** Start of INFORMATION SUPPLIED **

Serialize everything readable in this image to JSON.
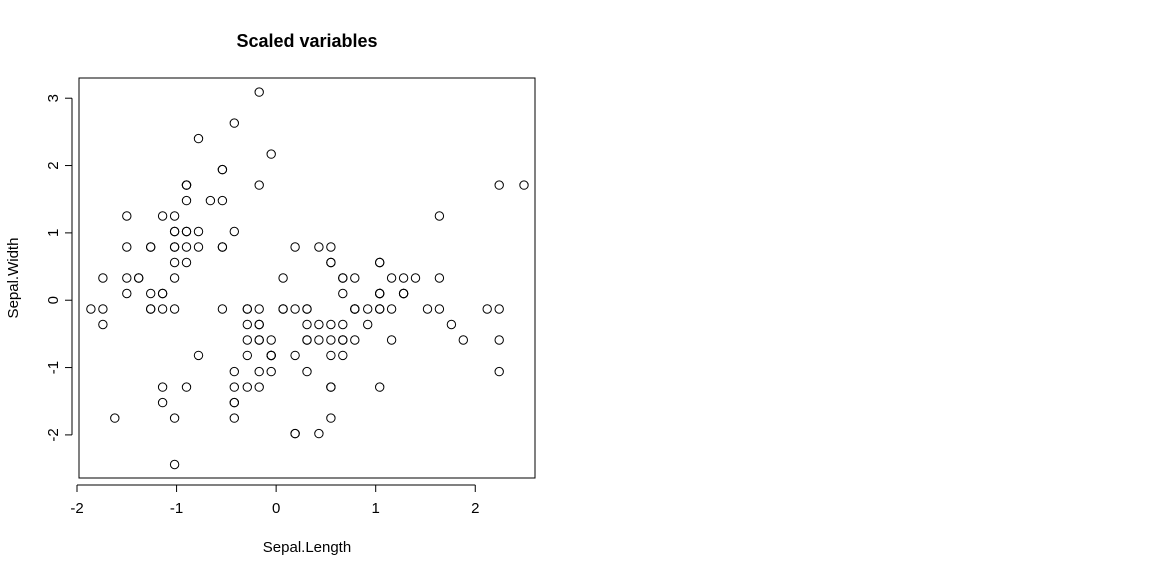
{
  "chart_data": {
    "type": "scatter",
    "title": "Scaled variables",
    "xlabel": "Sepal.Length",
    "ylabel": "Sepal.Width",
    "xlim": [
      -1.98,
      2.6
    ],
    "ylim": [
      -2.64,
      3.3
    ],
    "x_ticks": [
      -2,
      -1,
      0,
      1,
      2
    ],
    "x_tick_labels": [
      "-2",
      "-1",
      "0",
      "1",
      "2"
    ],
    "y_ticks": [
      -2,
      -1,
      0,
      1,
      2,
      3
    ],
    "y_tick_labels": [
      "-2",
      "-1",
      "0",
      "1",
      "2",
      "3"
    ],
    "grid": false,
    "marker": "open-circle",
    "colors": {
      "ink": "#000000",
      "background": "#ffffff"
    },
    "points": [
      [
        -0.9,
        1.02
      ],
      [
        -1.14,
        -0.13
      ],
      [
        -1.38,
        0.33
      ],
      [
        -1.5,
        0.1
      ],
      [
        -1.02,
        1.25
      ],
      [
        -0.54,
        1.94
      ],
      [
        -1.5,
        0.79
      ],
      [
        -1.02,
        0.79
      ],
      [
        -1.74,
        -0.36
      ],
      [
        -1.14,
        0.1
      ],
      [
        -0.54,
        1.48
      ],
      [
        -1.26,
        0.79
      ],
      [
        -1.26,
        -0.13
      ],
      [
        -1.86,
        -0.13
      ],
      [
        -0.05,
        2.17
      ],
      [
        -0.17,
        3.09
      ],
      [
        -0.54,
        1.94
      ],
      [
        -0.9,
        1.02
      ],
      [
        -0.17,
        1.71
      ],
      [
        -0.9,
        1.71
      ],
      [
        -0.54,
        0.79
      ],
      [
        -0.9,
        1.48
      ],
      [
        -1.5,
        1.25
      ],
      [
        -0.9,
        0.56
      ],
      [
        -1.26,
        0.79
      ],
      [
        -1.02,
        -0.13
      ],
      [
        -1.02,
        0.79
      ],
      [
        -0.78,
        1.02
      ],
      [
        -0.78,
        0.79
      ],
      [
        -1.38,
        0.33
      ],
      [
        -1.26,
        0.1
      ],
      [
        -0.54,
        0.79
      ],
      [
        -0.78,
        2.4
      ],
      [
        -0.42,
        2.63
      ],
      [
        -1.14,
        0.1
      ],
      [
        -1.02,
        0.33
      ],
      [
        -0.42,
        1.02
      ],
      [
        -1.14,
        1.25
      ],
      [
        -1.74,
        -0.13
      ],
      [
        -0.9,
        0.79
      ],
      [
        -1.02,
        1.02
      ],
      [
        -1.62,
        -1.75
      ],
      [
        -1.74,
        0.33
      ],
      [
        -1.02,
        1.02
      ],
      [
        -0.9,
        1.71
      ],
      [
        -1.26,
        -0.13
      ],
      [
        -0.9,
        1.71
      ],
      [
        -1.5,
        0.33
      ],
      [
        -0.66,
        1.48
      ],
      [
        -1.02,
        0.56
      ],
      [
        1.4,
        0.33
      ],
      [
        0.67,
        0.33
      ],
      [
        1.28,
        0.1
      ],
      [
        -0.42,
        -1.75
      ],
      [
        0.79,
        -0.59
      ],
      [
        -0.17,
        -0.59
      ],
      [
        0.55,
        0.56
      ],
      [
        -1.14,
        -1.52
      ],
      [
        0.92,
        -0.36
      ],
      [
        -0.78,
        -0.82
      ],
      [
        -1.02,
        -2.44
      ],
      [
        0.07,
        -0.13
      ],
      [
        0.19,
        -1.98
      ],
      [
        0.31,
        -0.36
      ],
      [
        -0.29,
        -0.36
      ],
      [
        1.04,
        0.1
      ],
      [
        -0.29,
        -0.13
      ],
      [
        -0.05,
        -0.82
      ],
      [
        0.43,
        -1.98
      ],
      [
        -0.29,
        -1.29
      ],
      [
        0.07,
        0.33
      ],
      [
        0.31,
        -0.59
      ],
      [
        0.55,
        -1.29
      ],
      [
        0.31,
        -0.59
      ],
      [
        0.67,
        -0.36
      ],
      [
        0.92,
        -0.13
      ],
      [
        1.16,
        -0.59
      ],
      [
        1.04,
        -0.13
      ],
      [
        -0.17,
        -0.36
      ],
      [
        -0.17,
        -1.06
      ],
      [
        -0.42,
        -1.52
      ],
      [
        -0.42,
        -1.52
      ],
      [
        -0.05,
        -0.82
      ],
      [
        0.19,
        -0.82
      ],
      [
        -0.54,
        -0.13
      ],
      [
        0.19,
        0.79
      ],
      [
        1.04,
        0.1
      ],
      [
        0.55,
        -1.75
      ],
      [
        -0.29,
        -0.13
      ],
      [
        -0.42,
        -1.29
      ],
      [
        -0.42,
        -1.06
      ],
      [
        0.31,
        -0.13
      ],
      [
        -0.05,
        -1.06
      ],
      [
        -1.02,
        -1.75
      ],
      [
        -0.29,
        -0.82
      ],
      [
        -0.17,
        -0.13
      ],
      [
        -0.17,
        -0.36
      ],
      [
        0.43,
        -0.36
      ],
      [
        -0.9,
        -1.29
      ],
      [
        -0.17,
        -0.59
      ],
      [
        0.55,
        0.56
      ],
      [
        -0.05,
        -0.82
      ],
      [
        1.52,
        -0.13
      ],
      [
        0.55,
        -0.36
      ],
      [
        0.79,
        -0.13
      ],
      [
        2.12,
        -0.13
      ],
      [
        -1.14,
        -1.29
      ],
      [
        1.76,
        -0.36
      ],
      [
        1.04,
        -1.29
      ],
      [
        1.64,
        1.25
      ],
      [
        0.79,
        0.33
      ],
      [
        0.67,
        -0.82
      ],
      [
        1.16,
        -0.13
      ],
      [
        -0.17,
        -1.29
      ],
      [
        -0.05,
        -0.59
      ],
      [
        0.67,
        0.33
      ],
      [
        0.79,
        -0.13
      ],
      [
        2.24,
        1.71
      ],
      [
        2.24,
        -1.06
      ],
      [
        0.19,
        -1.98
      ],
      [
        1.28,
        0.33
      ],
      [
        -0.29,
        -0.59
      ],
      [
        2.24,
        -0.59
      ],
      [
        0.55,
        -0.82
      ],
      [
        1.04,
        0.56
      ],
      [
        1.64,
        0.33
      ],
      [
        0.43,
        -0.59
      ],
      [
        0.31,
        -0.13
      ],
      [
        0.67,
        -0.59
      ],
      [
        1.64,
        -0.13
      ],
      [
        1.88,
        -0.59
      ],
      [
        2.49,
        1.71
      ],
      [
        0.67,
        -0.59
      ],
      [
        0.55,
        -0.59
      ],
      [
        0.31,
        -1.06
      ],
      [
        2.24,
        -0.13
      ],
      [
        0.55,
        0.79
      ],
      [
        0.67,
        0.1
      ],
      [
        0.19,
        -0.13
      ],
      [
        1.28,
        0.1
      ],
      [
        1.04,
        0.1
      ],
      [
        1.28,
        0.1
      ],
      [
        -0.05,
        -0.82
      ],
      [
        1.16,
        0.33
      ],
      [
        1.04,
        0.56
      ],
      [
        1.04,
        -0.13
      ],
      [
        0.55,
        -1.29
      ],
      [
        0.79,
        -0.13
      ],
      [
        0.43,
        0.79
      ],
      [
        0.07,
        -0.13
      ]
    ]
  }
}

** End of INFORMATION SUPPLIED **

THE PROBLEM: Collect the lines of the data that carry the word "Sepal".

RESPONSE:
    "xlabel": "Sepal.Length",
    "ylabel": "Sepal.Width",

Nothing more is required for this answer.